Problem requirements: Repeat the listing in full. Nothing may be added or left out.

Data records:
- - - -

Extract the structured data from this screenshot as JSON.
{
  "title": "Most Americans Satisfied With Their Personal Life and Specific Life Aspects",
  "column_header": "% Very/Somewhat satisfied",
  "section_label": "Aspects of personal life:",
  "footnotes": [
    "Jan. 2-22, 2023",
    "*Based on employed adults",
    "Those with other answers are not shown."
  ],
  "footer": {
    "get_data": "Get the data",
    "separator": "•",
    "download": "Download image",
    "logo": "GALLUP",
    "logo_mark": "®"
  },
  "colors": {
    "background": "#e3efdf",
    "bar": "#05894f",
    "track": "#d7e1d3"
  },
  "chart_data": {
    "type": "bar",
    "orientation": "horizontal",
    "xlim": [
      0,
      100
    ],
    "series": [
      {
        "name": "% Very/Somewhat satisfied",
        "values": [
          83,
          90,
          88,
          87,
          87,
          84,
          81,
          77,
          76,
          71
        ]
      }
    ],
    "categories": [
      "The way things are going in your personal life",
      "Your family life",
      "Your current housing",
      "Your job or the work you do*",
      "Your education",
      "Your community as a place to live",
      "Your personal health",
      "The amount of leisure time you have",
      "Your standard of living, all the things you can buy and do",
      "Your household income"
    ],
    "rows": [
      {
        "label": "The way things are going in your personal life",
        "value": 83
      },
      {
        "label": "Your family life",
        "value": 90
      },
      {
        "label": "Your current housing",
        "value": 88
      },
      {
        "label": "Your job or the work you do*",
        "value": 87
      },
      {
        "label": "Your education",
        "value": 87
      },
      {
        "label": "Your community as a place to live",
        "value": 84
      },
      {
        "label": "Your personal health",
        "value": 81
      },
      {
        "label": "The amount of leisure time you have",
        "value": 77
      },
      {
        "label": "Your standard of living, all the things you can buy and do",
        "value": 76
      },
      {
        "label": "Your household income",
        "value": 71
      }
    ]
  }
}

- - - -

Response:
Extract the structured data from this screenshot as JSON.
{
  "title": "Most Americans Satisfied With Their Personal Life and Specific Life Aspects",
  "column_header": "% Very/Somewhat satisfied",
  "section_label": "Aspects of personal life:",
  "footnotes": [
    "Jan. 2-22, 2023",
    "*Based on employed adults",
    "Those with other answers are not shown."
  ],
  "footer": {
    "get_data": "Get the data",
    "separator": "•",
    "download": "Download image",
    "logo": "GALLUP",
    "logo_mark": "®"
  },
  "colors": {
    "background": "#e3efdf",
    "bar": "#05894f",
    "track": "#d7e1d3"
  },
  "chart_data": {
    "type": "bar",
    "orientation": "horizontal",
    "xlim": [
      0,
      100
    ],
    "series": [
      {
        "name": "% Very/Somewhat satisfied",
        "values": [
          83,
          90,
          88,
          87,
          87,
          84,
          81,
          77,
          76,
          71
        ]
      }
    ],
    "categories": [
      "The way things are going in your personal life",
      "Your family life",
      "Your current housing",
      "Your job or the work you do*",
      "Your education",
      "Your community as a place to live",
      "Your personal health",
      "The amount of leisure time you have",
      "Your standard of living, all the things you can buy and do",
      "Your household income"
    ],
    "rows": [
      {
        "label": "The way things are going in your personal life",
        "value": 83
      },
      {
        "label": "Your family life",
        "value": 90
      },
      {
        "label": "Your current housing",
        "value": 88
      },
      {
        "label": "Your job or the work you do*",
        "value": 87
      },
      {
        "label": "Your education",
        "value": 87
      },
      {
        "label": "Your community as a place to live",
        "value": 84
      },
      {
        "label": "Your personal health",
        "value": 81
      },
      {
        "label": "The amount of leisure time you have",
        "value": 77
      },
      {
        "label": "Your standard of living, all the things you can buy and do",
        "value": 76
      },
      {
        "label": "Your household income",
        "value": 71
      }
    ]
  }
}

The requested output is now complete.